DIRECTIONS: Reproduce the records below in full and without edits, omitting images.

RECORDS FOR THIS TASK:
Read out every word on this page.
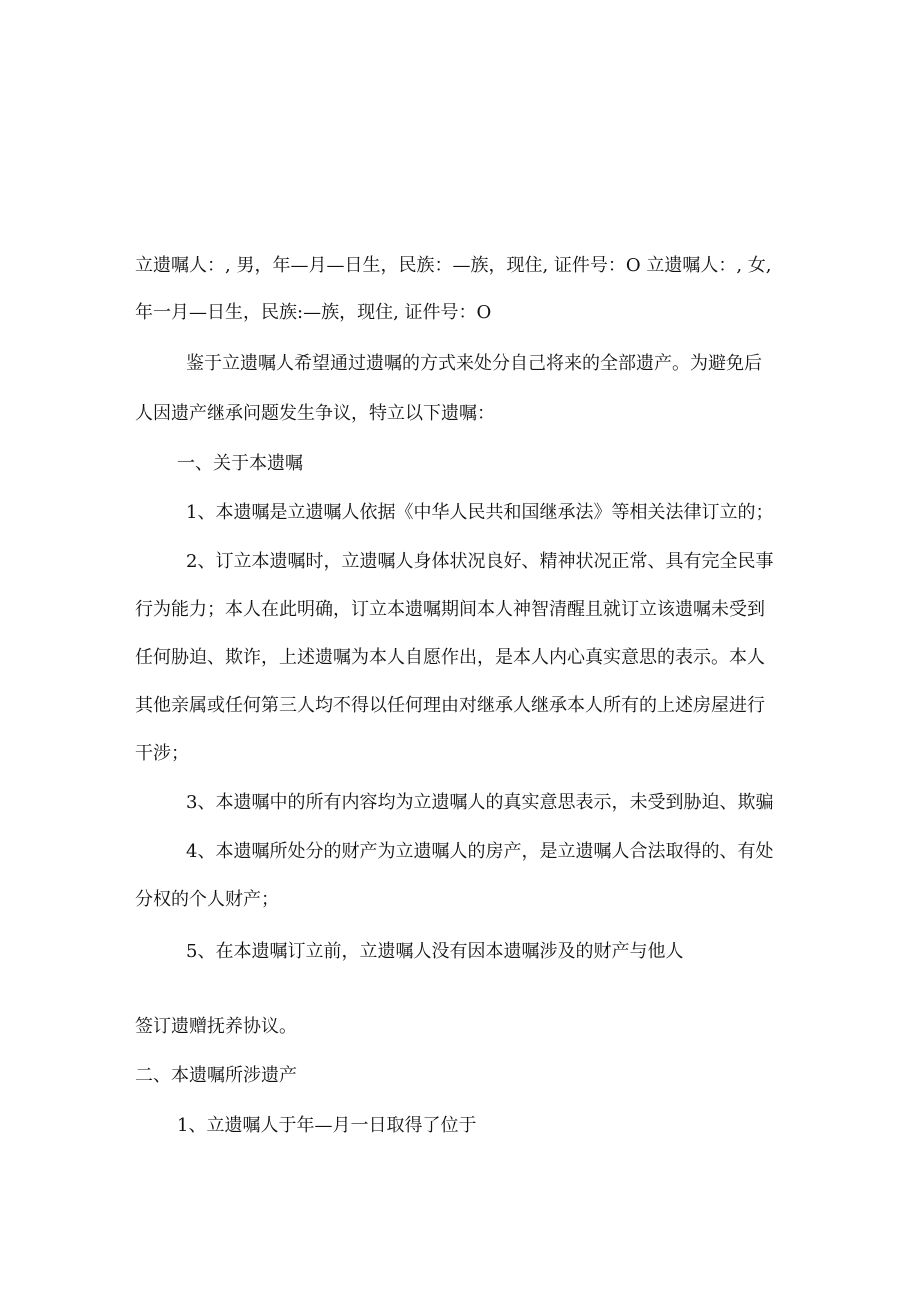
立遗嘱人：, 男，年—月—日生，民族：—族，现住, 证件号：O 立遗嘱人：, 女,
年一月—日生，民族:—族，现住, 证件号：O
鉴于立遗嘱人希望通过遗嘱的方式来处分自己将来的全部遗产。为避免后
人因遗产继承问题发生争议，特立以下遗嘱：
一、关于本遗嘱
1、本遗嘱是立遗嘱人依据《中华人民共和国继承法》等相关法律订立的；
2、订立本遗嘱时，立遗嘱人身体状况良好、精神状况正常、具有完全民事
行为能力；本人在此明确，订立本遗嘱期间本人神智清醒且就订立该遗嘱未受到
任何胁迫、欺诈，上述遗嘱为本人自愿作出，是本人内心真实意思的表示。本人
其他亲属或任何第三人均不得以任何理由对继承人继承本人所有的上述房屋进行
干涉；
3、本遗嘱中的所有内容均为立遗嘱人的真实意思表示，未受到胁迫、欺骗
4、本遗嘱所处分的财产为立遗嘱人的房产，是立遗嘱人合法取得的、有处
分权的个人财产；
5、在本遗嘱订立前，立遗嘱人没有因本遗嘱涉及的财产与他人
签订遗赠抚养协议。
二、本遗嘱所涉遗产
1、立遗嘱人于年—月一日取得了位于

EXERCISE OUTPUT:
Read out every word on this page.
立遗嘱人：, 男，年—月—日生，民族：—族，现住, 证件号：O 立遗嘱人：, 女,
年一月—日生，民族:—族，现住, 证件号：O
鉴于立遗嘱人希望通过遗嘱的方式来处分自己将来的全部遗产。为避免后
人因遗产继承问题发生争议，特立以下遗嘱：
一、关于本遗嘱
1、本遗嘱是立遗嘱人依据《中华人民共和国继承法》等相关法律订立的；
2、订立本遗嘱时，立遗嘱人身体状况良好、精神状况正常、具有完全民事
行为能力；本人在此明确，订立本遗嘱期间本人神智清醒且就订立该遗嘱未受到
任何胁迫、欺诈，上述遗嘱为本人自愿作出，是本人内心真实意思的表示。本人
其他亲属或任何第三人均不得以任何理由对继承人继承本人所有的上述房屋进行
干涉；
3、本遗嘱中的所有内容均为立遗嘱人的真实意思表示，未受到胁迫、欺骗
4、本遗嘱所处分的财产为立遗嘱人的房产，是立遗嘱人合法取得的、有处
分权的个人财产；
5、在本遗嘱订立前，立遗嘱人没有因本遗嘱涉及的财产与他人
签订遗赠抚养协议。
二、本遗嘱所涉遗产
1、立遗嘱人于年—月一日取得了位于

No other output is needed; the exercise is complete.